Written problem:
From the entries that follow, list every line in which the string "Resistance" appears.

[Entries with figure data]
--- begin ---
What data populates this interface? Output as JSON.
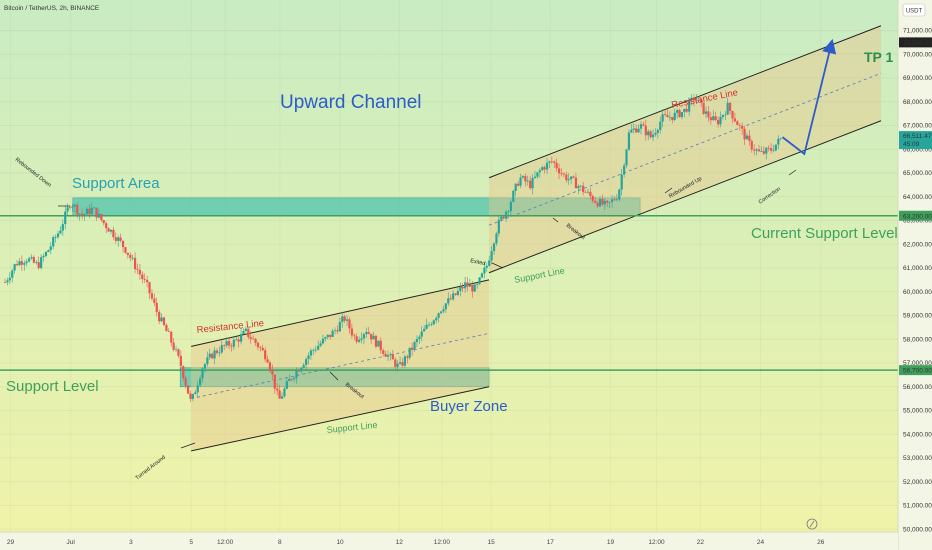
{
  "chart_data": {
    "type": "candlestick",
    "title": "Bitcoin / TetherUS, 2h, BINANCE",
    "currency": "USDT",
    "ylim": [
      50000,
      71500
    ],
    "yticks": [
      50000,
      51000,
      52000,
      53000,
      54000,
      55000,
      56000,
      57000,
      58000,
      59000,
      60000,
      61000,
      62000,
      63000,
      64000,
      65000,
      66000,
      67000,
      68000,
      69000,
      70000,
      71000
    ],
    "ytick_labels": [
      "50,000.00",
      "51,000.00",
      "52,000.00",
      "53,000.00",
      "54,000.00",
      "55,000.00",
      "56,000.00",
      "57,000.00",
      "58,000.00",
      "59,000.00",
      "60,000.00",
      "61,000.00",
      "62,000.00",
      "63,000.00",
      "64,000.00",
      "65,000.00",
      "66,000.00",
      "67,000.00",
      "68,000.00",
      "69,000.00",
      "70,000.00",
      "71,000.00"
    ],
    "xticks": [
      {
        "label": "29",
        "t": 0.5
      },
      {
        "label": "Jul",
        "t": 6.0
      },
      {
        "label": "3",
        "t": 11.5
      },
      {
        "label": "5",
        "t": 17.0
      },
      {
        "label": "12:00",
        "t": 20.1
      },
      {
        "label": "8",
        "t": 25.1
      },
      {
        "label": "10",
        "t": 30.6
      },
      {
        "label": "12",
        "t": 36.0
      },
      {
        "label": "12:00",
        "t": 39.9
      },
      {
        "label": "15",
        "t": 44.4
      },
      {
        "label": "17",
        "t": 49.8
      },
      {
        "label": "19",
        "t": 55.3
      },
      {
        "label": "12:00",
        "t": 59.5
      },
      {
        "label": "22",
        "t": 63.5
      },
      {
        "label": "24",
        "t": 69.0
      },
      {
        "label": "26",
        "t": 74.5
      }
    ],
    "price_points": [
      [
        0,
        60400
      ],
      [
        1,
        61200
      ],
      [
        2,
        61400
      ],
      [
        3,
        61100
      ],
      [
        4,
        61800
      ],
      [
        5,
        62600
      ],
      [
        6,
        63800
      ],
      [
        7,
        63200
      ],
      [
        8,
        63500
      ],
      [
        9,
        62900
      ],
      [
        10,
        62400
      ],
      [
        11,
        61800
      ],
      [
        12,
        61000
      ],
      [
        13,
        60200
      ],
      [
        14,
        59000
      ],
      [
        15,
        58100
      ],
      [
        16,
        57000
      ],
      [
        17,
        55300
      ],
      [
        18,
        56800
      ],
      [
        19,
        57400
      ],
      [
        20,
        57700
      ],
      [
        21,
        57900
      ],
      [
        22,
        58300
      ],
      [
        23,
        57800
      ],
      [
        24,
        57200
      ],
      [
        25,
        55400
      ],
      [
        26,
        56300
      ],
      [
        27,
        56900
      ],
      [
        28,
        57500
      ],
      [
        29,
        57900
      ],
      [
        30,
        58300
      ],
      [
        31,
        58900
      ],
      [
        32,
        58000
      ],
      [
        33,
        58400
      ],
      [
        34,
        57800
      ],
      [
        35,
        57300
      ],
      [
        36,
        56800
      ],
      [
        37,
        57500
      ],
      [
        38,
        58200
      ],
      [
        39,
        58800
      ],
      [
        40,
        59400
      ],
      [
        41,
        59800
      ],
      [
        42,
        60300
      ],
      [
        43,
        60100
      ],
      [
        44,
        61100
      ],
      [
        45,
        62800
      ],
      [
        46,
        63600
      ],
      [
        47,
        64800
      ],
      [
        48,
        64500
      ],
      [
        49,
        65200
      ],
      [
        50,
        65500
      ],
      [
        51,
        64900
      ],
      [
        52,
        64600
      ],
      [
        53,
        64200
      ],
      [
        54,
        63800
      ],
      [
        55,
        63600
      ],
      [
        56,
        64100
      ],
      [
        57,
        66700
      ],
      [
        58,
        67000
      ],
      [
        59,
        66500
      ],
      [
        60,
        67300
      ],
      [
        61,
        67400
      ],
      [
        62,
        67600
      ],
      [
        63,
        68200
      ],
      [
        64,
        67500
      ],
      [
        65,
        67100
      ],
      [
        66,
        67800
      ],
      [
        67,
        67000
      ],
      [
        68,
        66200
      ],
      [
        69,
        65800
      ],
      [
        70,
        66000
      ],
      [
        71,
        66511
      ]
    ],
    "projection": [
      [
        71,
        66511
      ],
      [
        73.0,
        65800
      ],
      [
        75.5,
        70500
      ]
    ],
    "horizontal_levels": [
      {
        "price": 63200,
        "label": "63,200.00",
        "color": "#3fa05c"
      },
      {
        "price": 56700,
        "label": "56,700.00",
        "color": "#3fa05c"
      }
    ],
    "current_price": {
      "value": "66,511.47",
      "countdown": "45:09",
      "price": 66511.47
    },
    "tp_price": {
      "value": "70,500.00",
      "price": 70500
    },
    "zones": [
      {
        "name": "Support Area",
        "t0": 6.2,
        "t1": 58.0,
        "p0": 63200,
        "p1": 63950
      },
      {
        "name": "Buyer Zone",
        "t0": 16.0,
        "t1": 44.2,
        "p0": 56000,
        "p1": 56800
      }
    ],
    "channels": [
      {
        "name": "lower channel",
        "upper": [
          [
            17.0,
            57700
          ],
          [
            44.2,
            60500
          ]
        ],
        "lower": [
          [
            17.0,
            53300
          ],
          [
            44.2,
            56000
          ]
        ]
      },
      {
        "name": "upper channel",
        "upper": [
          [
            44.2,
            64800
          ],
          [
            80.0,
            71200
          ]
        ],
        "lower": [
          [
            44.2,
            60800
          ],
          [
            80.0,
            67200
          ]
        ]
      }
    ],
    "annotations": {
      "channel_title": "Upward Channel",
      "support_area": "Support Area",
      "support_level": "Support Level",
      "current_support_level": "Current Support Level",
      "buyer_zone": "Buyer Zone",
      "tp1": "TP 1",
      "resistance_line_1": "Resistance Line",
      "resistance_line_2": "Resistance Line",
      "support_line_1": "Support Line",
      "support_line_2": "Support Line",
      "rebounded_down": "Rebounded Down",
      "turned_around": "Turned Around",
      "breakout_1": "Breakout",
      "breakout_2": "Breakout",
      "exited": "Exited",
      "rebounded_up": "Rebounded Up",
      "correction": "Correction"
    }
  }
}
--- end ---
The output:
      "resistance_line_1": "Resistance Line",
      "resistance_line_2": "Resistance Line",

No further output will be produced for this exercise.